> **PROBLEM STATEMENT**:
Go through the material below, count the lines with the word "Площадь", and reply with the count alone.

> **DATA TO USE**:
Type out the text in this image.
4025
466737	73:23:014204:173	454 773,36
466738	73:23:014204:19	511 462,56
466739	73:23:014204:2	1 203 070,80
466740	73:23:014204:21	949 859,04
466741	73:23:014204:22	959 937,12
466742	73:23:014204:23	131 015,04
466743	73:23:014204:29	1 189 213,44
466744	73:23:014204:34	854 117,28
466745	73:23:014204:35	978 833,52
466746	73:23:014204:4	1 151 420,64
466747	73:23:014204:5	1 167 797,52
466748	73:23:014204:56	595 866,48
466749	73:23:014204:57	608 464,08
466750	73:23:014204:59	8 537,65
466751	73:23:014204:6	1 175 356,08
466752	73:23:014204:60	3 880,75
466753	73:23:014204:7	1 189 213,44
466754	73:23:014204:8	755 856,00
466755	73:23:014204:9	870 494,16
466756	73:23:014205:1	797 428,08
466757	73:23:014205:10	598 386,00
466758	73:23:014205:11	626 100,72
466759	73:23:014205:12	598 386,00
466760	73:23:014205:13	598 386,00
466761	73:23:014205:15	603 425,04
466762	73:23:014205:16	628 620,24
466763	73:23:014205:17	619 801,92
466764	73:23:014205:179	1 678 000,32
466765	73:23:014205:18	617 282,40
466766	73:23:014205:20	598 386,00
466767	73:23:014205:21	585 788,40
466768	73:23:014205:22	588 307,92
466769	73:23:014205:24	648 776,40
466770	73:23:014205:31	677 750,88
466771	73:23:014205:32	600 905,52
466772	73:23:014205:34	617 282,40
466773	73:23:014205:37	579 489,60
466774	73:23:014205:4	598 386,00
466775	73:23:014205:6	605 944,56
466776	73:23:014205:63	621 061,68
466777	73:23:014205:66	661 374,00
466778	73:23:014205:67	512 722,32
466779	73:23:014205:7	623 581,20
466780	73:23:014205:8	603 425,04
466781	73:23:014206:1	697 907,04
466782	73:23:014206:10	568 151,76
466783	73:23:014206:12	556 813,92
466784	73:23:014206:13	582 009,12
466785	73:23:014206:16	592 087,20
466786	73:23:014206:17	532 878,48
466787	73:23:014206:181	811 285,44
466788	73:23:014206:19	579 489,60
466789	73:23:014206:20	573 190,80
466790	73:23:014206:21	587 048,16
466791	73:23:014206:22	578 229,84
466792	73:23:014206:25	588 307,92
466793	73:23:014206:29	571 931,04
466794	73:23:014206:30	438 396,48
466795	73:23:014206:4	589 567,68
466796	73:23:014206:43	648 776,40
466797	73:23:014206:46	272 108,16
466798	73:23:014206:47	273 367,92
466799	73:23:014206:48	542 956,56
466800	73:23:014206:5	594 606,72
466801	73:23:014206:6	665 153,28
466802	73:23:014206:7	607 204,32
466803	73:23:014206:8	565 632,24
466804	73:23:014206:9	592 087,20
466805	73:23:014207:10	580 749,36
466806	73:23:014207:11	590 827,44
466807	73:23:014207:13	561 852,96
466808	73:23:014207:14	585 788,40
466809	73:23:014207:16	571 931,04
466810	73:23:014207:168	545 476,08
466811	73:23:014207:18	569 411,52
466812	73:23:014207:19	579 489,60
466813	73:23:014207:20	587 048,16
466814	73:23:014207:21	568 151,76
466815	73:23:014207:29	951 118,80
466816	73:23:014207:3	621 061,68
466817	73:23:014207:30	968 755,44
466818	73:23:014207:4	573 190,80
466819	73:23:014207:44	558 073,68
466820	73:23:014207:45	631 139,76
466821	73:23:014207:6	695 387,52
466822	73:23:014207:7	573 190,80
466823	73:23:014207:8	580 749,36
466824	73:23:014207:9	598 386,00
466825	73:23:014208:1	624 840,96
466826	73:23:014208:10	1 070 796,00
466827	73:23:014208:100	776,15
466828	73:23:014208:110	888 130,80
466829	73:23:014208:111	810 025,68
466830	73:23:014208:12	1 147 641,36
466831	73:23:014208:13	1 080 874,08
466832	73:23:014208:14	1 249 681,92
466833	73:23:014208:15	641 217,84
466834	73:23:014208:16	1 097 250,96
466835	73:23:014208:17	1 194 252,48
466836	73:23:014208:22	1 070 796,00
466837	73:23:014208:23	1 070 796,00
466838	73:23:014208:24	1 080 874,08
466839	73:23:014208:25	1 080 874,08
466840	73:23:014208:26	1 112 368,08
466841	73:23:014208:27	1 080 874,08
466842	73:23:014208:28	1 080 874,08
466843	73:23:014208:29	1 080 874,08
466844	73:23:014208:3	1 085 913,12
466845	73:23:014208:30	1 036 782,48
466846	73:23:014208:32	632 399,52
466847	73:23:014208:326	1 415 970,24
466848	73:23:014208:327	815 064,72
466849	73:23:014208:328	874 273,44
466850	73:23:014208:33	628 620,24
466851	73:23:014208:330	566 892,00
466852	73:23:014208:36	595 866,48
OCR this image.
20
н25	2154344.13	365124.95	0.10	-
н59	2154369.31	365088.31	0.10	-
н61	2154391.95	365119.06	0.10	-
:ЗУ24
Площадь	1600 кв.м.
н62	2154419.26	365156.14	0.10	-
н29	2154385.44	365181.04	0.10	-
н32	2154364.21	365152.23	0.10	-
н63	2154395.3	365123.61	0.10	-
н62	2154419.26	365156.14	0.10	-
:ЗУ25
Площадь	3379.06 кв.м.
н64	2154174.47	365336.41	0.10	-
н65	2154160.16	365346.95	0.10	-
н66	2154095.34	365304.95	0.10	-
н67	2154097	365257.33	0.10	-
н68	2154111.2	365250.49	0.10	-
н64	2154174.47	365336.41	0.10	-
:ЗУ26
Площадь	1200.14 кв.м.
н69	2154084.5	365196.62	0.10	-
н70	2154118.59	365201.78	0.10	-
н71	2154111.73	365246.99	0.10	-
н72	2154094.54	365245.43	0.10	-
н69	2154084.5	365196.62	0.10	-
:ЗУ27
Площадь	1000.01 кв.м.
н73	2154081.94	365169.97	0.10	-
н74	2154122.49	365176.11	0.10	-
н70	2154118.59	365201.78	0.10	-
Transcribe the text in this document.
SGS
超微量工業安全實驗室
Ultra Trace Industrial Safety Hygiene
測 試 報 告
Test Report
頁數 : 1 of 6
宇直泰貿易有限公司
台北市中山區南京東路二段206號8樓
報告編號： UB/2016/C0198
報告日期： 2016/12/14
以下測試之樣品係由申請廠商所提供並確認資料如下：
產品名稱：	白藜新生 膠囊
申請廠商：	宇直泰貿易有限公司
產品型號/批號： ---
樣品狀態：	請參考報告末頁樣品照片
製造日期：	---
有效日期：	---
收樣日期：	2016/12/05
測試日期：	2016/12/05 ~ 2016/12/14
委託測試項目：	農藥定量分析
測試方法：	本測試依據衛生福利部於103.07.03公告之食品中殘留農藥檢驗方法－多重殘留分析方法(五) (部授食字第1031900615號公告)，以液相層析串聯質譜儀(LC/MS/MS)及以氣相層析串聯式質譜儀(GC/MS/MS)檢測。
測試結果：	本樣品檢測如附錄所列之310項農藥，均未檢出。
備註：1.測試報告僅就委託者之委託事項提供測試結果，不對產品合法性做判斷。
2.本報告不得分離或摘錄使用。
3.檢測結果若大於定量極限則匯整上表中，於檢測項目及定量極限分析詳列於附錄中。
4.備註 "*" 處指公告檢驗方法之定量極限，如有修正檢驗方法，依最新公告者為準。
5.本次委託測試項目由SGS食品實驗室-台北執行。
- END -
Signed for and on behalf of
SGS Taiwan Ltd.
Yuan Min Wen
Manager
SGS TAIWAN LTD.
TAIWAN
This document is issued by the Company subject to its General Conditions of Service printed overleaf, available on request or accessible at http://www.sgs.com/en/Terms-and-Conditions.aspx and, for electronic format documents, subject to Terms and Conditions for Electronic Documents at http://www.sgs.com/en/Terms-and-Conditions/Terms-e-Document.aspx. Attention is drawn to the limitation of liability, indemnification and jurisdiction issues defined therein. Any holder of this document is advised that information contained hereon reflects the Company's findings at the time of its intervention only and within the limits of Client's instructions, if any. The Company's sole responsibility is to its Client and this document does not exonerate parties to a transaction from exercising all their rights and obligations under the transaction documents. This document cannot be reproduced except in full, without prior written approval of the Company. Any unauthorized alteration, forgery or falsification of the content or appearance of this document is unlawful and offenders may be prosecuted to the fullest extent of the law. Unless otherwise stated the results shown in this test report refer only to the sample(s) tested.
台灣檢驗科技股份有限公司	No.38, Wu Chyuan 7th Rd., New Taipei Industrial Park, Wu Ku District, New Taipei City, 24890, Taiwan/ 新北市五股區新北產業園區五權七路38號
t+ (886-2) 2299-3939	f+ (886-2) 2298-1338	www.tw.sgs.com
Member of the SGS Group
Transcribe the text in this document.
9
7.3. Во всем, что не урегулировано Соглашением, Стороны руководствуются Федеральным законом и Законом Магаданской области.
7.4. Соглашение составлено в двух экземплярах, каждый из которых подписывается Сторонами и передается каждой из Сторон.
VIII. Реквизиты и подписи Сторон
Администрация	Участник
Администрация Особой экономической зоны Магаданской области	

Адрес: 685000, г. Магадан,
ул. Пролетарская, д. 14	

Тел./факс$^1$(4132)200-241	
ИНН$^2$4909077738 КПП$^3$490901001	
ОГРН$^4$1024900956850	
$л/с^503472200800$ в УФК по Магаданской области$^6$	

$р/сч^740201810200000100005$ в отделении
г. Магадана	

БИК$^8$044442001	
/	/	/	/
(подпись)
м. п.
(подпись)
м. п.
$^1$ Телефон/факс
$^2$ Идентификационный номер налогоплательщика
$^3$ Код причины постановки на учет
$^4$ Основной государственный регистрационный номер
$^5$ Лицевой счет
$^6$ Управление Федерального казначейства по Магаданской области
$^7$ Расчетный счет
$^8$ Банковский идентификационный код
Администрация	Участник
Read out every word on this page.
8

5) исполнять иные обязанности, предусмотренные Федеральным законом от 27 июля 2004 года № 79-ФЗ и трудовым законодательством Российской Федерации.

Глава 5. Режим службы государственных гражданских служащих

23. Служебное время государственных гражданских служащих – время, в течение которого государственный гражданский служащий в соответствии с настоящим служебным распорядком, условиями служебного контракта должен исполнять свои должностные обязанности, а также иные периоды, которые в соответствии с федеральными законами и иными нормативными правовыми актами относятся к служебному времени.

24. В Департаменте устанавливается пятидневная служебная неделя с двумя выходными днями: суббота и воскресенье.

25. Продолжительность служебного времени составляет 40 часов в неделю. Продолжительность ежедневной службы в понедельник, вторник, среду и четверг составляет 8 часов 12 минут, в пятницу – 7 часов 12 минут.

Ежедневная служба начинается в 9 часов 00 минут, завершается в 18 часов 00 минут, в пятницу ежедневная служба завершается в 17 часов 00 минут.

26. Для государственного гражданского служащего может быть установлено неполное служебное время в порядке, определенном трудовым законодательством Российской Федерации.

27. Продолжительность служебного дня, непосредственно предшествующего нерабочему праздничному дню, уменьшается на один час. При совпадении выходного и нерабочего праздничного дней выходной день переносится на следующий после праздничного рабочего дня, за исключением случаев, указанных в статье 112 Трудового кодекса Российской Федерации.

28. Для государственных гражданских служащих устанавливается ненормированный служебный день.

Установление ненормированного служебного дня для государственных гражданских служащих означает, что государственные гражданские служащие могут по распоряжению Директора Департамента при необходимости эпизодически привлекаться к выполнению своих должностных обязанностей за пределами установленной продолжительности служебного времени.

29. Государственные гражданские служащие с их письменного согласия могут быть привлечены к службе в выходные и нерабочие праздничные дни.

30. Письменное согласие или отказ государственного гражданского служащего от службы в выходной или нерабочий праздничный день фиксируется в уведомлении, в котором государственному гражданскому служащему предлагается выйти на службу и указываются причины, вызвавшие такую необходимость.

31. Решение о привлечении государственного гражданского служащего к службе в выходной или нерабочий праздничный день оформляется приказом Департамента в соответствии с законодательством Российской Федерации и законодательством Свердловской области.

> **ANSWER FOR THE TASK**:
4